#### WHAT TO DO:
All the records that follow need to be reproduced exactly. Omit the images.

#### PROVIDED DATA:
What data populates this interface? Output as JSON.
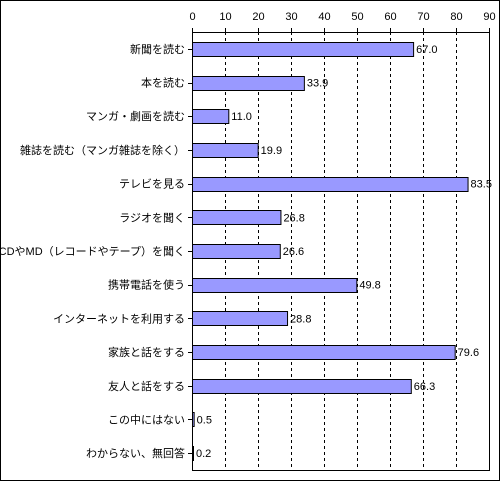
{
  "chart_data": {
    "type": "bar",
    "orientation": "horizontal",
    "categories": [
      "新聞を読む",
      "本を読む",
      "マンガ・劇画を読む",
      "雑誌を読む（マンガ雑誌を除く）",
      "テレビを見る",
      "ラジオを聞く",
      "CDやMD（レコードやテープ）を聞く",
      "携帯電話を使う",
      "インターネットを利用する",
      "家族と話をする",
      "友人と話をする",
      "この中にはない",
      "わからない、無回答"
    ],
    "values": [
      67.0,
      33.9,
      11.0,
      19.9,
      83.5,
      26.8,
      26.6,
      49.8,
      28.8,
      79.6,
      66.3,
      0.5,
      0.2
    ],
    "value_labels": [
      "67.0",
      "33.9",
      "11.0",
      "19.9",
      "83.5",
      "26.8",
      "26.6",
      "49.8",
      "28.8",
      "79.6",
      "66.3",
      "0.5",
      "0.2"
    ],
    "xlim": [
      0,
      90
    ],
    "ticks": [
      0,
      10,
      20,
      30,
      40,
      50,
      60,
      70,
      80,
      90
    ],
    "tick_labels": [
      "0",
      "10",
      "20",
      "30",
      "40",
      "50",
      "60",
      "70",
      "80",
      "90"
    ],
    "axis_position": "top",
    "grid": true,
    "bar_color": "#9999ff",
    "bar_border_color": "#000000"
  }
}
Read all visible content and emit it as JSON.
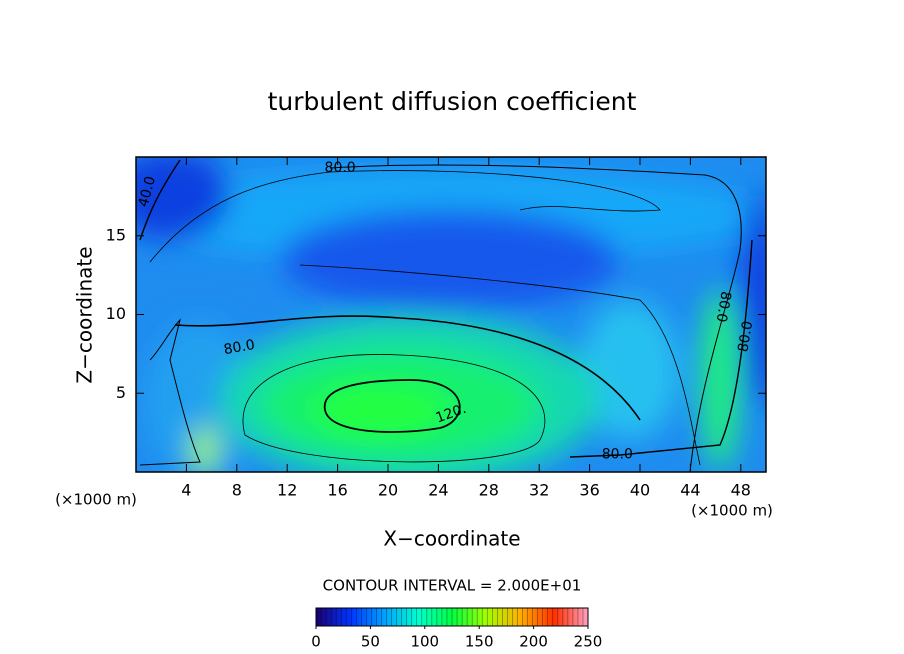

#### COMPLETE RESPONSE:
What data populates this interface? Output as JSON.
{
  "chart_data": {
    "type": "bar",
    "orientation": "horizontal",
    "categories": [
      "新聞を読む",
      "本を読む",
      "マンガ・劇画を読む",
      "雑誌を読む（マンガ雑誌を除く）",
      "テレビを見る",
      "ラジオを聞く",
      "CDやMD（レコードやテープ）を聞く",
      "携帯電話を使う",
      "インターネットを利用する",
      "家族と話をする",
      "友人と話をする",
      "この中にはない",
      "わからない、無回答"
    ],
    "values": [
      67.0,
      33.9,
      11.0,
      19.9,
      83.5,
      26.8,
      26.6,
      49.8,
      28.8,
      79.6,
      66.3,
      0.5,
      0.2
    ],
    "value_labels": [
      "67.0",
      "33.9",
      "11.0",
      "19.9",
      "83.5",
      "26.8",
      "26.6",
      "49.8",
      "28.8",
      "79.6",
      "66.3",
      "0.5",
      "0.2"
    ],
    "xlim": [
      0,
      90
    ],
    "ticks": [
      0,
      10,
      20,
      30,
      40,
      50,
      60,
      70,
      80,
      90
    ],
    "tick_labels": [
      "0",
      "10",
      "20",
      "30",
      "40",
      "50",
      "60",
      "70",
      "80",
      "90"
    ],
    "axis_position": "top",
    "grid": true,
    "bar_color": "#9999ff",
    "bar_border_color": "#000000"
  }
}
Read all visible content and emit it as JSON.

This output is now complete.